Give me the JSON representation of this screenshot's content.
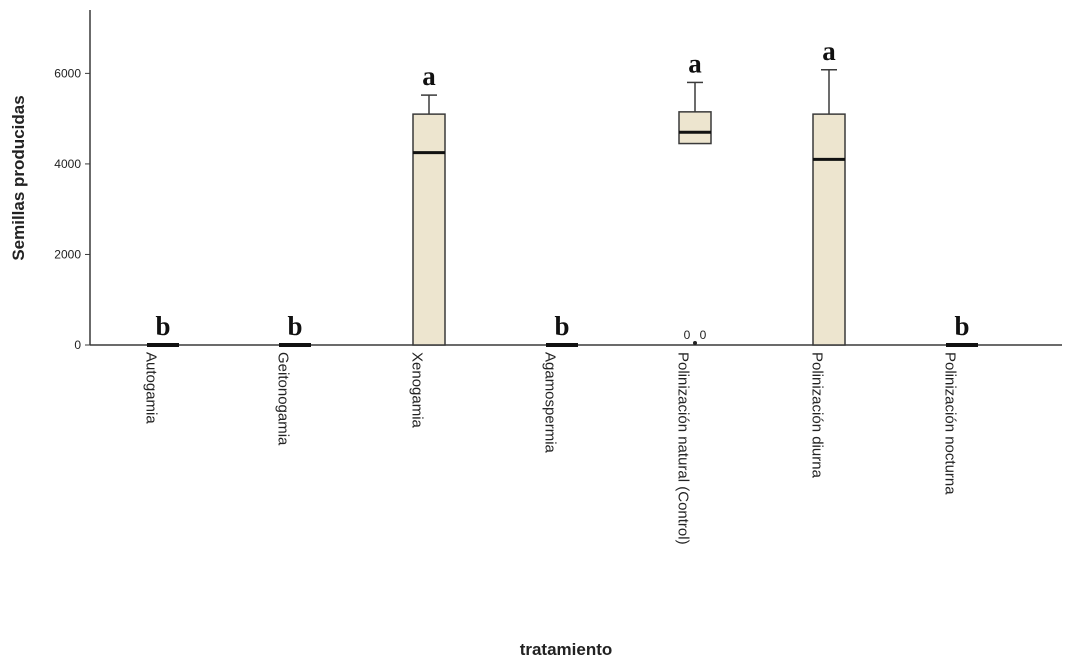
{
  "chart_data": {
    "type": "boxplot",
    "xlabel": "tratamiento",
    "ylabel": "Semillas producidas",
    "ylim": [
      0,
      7400
    ],
    "yticks": [
      0,
      2000,
      4000,
      6000
    ],
    "grid": false,
    "categories": [
      "Autogamia",
      "Geitonogamia",
      "Xenogamia",
      "Agamospermia",
      "Polinización natural (Control)",
      "Polinización diurna",
      "Polinización nocturna"
    ],
    "boxes": [
      {
        "category": "Autogamia",
        "min": 0,
        "q1": 0,
        "median": 0,
        "q3": 0,
        "max": 0,
        "letter": "b"
      },
      {
        "category": "Geitonogamia",
        "min": 0,
        "q1": 0,
        "median": 0,
        "q3": 0,
        "max": 0,
        "letter": "b"
      },
      {
        "category": "Xenogamia",
        "min": 0,
        "q1": 0,
        "median": 4250,
        "q3": 5100,
        "max": 5520,
        "letter": "a"
      },
      {
        "category": "Agamospermia",
        "min": 0,
        "q1": 0,
        "median": 0,
        "q3": 0,
        "max": 0,
        "letter": "b"
      },
      {
        "category": "Polinización natural (Control)",
        "min": 4450,
        "q1": 4450,
        "median": 4700,
        "q3": 5150,
        "max": 5800,
        "letter": "a",
        "outliers": [
          {
            "value": 0,
            "labels": [
              "0",
              "0"
            ]
          }
        ]
      },
      {
        "category": "Polinización diurna",
        "min": 0,
        "q1": 0,
        "median": 4100,
        "q3": 5100,
        "max": 6080,
        "letter": "a"
      },
      {
        "category": "Polinización nocturna",
        "min": 0,
        "q1": 0,
        "median": 0,
        "q3": 0,
        "max": 0,
        "letter": "b"
      }
    ],
    "colors": {
      "box_fill": "#ede5cf",
      "line": "#3a3a3a"
    }
  }
}
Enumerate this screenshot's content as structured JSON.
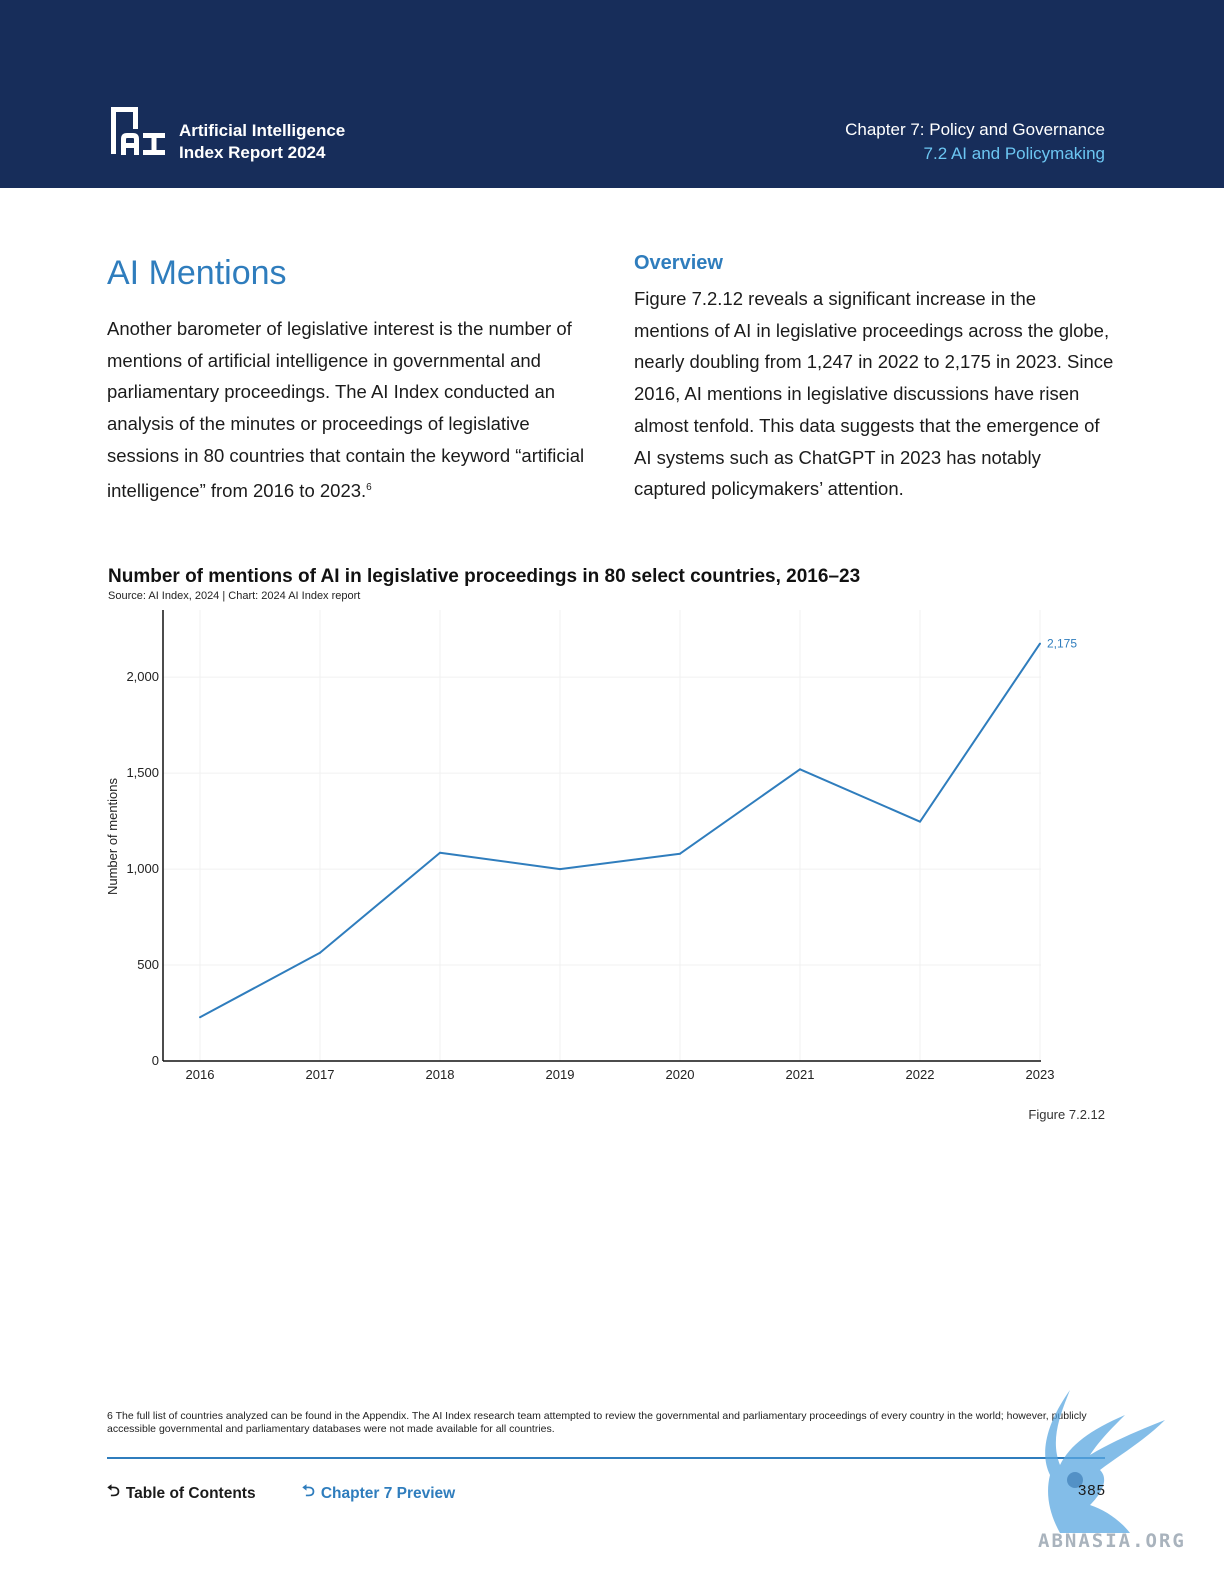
{
  "header": {
    "logo_line1": "Artificial Intelligence",
    "logo_line2": "Index Report 2024",
    "chapter": "Chapter 7: Policy and Governance",
    "section": "7.2 AI and Policymaking"
  },
  "main": {
    "title": "AI Mentions",
    "intro": "Another barometer of legislative interest is the number of mentions of artificial intelligence in governmental and parliamentary proceedings. The AI Index conducted an analysis of the minutes or proceedings of legislative sessions in 80 countries that contain the keyword “artificial intelligence” from 2016 to 2023.",
    "intro_footnote_ref": "6",
    "overview_title": "Overview",
    "overview_text": "Figure 7.2.12 reveals a significant increase in the mentions of AI in legislative proceedings across the globe, nearly doubling from 1,247 in 2022 to 2,175 in 2023. Since 2016, AI mentions in legislative discussions have risen almost tenfold. This data suggests that the emergence of AI systems such as ChatGPT in 2023 has notably captured policymakers’ attention."
  },
  "chart_data": {
    "type": "line",
    "title": "Number of mentions of AI in legislative proceedings in 80 select countries, 2016–23",
    "source": "Source: AI Index, 2024 | Chart: 2024 AI Index report",
    "xlabel": "",
    "ylabel": "Number of mentions",
    "categories": [
      "2016",
      "2017",
      "2018",
      "2019",
      "2020",
      "2021",
      "2022",
      "2023"
    ],
    "values": [
      228,
      564,
      1085,
      1000,
      1080,
      1520,
      1247,
      2175
    ],
    "yticks": [
      0,
      500,
      1000,
      1500,
      2000
    ],
    "ytick_labels": [
      "0",
      "500",
      "1,000",
      "1,500",
      "2,000"
    ],
    "ylim": [
      0,
      2350
    ],
    "data_labels": [
      {
        "index": 7,
        "text": "2,175"
      }
    ],
    "line_color": "#2f7dbd",
    "grid": true,
    "figure_label": "Figure 7.2.12"
  },
  "footer": {
    "footnote": "6 The full list of countries analyzed can be found in the Appendix. The AI Index research team attempted to review the governmental and parliamentary proceedings of every country in the world; however, publicly accessible governmental and parliamentary databases were not made available for all countries.",
    "toc_label": "Table of Contents",
    "chapter_preview_label": "Chapter 7 Preview",
    "page_number": "385",
    "watermark": "ABNASIA.ORG"
  },
  "colors": {
    "header_bg": "#172d5a",
    "accent": "#2f7dbd",
    "section_light": "#6cc6f2"
  }
}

§

From the listing, copy each line containing the word "category".

(Solution to this exercise)
        "category": "Autogamia",
        "category": "Geitonogamia",
        "category": "Xenogamia",
        "category": "Agamospermia",
        "category": "Polinización natural (Control)",
        "category": "Polinización diurna",
        "category": "Polinización nocturna",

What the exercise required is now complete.